Dataset entries:
============================================================

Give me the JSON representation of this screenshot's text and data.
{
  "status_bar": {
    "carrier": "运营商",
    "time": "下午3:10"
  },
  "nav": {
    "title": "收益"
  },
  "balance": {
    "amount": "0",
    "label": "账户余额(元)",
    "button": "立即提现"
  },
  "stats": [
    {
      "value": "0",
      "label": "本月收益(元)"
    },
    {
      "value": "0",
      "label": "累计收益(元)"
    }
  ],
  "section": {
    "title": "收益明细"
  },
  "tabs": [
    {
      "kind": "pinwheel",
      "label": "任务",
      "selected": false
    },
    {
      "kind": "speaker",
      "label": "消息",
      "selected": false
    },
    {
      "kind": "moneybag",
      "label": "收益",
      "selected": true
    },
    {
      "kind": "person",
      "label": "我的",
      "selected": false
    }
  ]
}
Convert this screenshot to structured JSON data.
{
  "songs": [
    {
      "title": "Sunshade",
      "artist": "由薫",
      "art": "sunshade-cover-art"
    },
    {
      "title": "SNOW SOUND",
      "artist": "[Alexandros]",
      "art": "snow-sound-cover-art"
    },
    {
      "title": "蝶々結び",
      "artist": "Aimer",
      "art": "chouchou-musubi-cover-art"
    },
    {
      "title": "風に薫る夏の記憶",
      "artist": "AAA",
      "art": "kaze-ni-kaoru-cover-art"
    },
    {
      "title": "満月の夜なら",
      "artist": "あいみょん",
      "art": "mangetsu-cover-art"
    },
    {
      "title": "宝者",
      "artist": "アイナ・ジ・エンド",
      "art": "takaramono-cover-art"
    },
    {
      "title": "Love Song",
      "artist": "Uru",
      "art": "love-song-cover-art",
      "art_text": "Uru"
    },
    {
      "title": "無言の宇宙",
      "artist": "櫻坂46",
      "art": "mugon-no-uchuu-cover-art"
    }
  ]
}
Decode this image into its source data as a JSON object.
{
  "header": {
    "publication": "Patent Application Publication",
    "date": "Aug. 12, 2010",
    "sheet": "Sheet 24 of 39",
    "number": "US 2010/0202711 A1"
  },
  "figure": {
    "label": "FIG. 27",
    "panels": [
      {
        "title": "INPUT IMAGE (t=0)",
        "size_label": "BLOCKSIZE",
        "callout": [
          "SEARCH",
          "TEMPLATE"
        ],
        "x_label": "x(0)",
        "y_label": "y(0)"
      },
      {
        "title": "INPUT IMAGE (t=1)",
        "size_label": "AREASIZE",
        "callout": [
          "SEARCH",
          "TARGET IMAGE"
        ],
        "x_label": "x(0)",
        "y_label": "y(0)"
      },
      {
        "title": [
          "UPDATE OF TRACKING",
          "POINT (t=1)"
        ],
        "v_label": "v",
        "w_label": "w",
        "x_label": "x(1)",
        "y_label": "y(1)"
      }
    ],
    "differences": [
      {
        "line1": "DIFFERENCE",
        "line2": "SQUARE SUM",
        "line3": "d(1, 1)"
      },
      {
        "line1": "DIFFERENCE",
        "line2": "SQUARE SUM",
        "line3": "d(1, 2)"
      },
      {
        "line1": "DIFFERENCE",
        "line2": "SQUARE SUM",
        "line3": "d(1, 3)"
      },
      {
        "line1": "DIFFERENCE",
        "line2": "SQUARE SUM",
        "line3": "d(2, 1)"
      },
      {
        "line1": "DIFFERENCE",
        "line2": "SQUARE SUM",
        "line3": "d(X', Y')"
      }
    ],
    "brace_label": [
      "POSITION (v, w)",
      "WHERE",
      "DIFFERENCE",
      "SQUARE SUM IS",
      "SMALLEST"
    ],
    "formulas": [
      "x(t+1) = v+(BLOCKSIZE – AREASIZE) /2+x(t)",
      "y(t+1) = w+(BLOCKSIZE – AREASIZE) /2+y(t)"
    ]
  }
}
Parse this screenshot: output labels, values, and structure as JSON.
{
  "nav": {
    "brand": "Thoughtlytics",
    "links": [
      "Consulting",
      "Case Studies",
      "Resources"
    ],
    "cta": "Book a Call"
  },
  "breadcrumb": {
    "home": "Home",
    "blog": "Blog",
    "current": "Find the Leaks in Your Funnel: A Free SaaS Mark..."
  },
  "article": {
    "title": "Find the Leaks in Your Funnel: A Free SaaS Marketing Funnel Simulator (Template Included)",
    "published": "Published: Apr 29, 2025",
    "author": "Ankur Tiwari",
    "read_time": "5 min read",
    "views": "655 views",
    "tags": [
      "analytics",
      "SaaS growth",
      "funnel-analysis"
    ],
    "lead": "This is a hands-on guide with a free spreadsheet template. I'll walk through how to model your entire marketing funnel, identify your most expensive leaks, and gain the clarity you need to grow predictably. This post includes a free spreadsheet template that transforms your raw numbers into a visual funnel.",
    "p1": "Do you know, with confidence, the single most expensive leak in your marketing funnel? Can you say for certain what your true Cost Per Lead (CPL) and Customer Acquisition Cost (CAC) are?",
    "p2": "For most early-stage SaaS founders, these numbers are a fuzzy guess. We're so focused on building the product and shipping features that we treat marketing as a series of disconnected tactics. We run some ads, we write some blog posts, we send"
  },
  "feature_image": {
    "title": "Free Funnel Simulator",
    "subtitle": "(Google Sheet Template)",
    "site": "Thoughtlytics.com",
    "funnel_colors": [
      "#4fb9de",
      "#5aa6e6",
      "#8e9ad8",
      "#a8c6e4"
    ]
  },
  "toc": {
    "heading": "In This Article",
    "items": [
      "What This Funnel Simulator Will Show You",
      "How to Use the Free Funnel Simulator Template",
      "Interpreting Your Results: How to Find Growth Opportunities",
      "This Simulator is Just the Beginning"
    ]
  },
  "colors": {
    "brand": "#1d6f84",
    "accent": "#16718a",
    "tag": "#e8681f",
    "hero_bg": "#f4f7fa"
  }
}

============================================================

DIRECTION. Read the entries and select each line where the word "Find" is found.

THE SOLUTION.
    "current": "Find the Leaks in Your Funnel: A Free SaaS Mark..."
    "title": "Find the Leaks in Your Funnel: A Free SaaS Marketing Funnel Simulator (Template Included)",
      "Interpreting Your Results: How to Find Growth Opportunities",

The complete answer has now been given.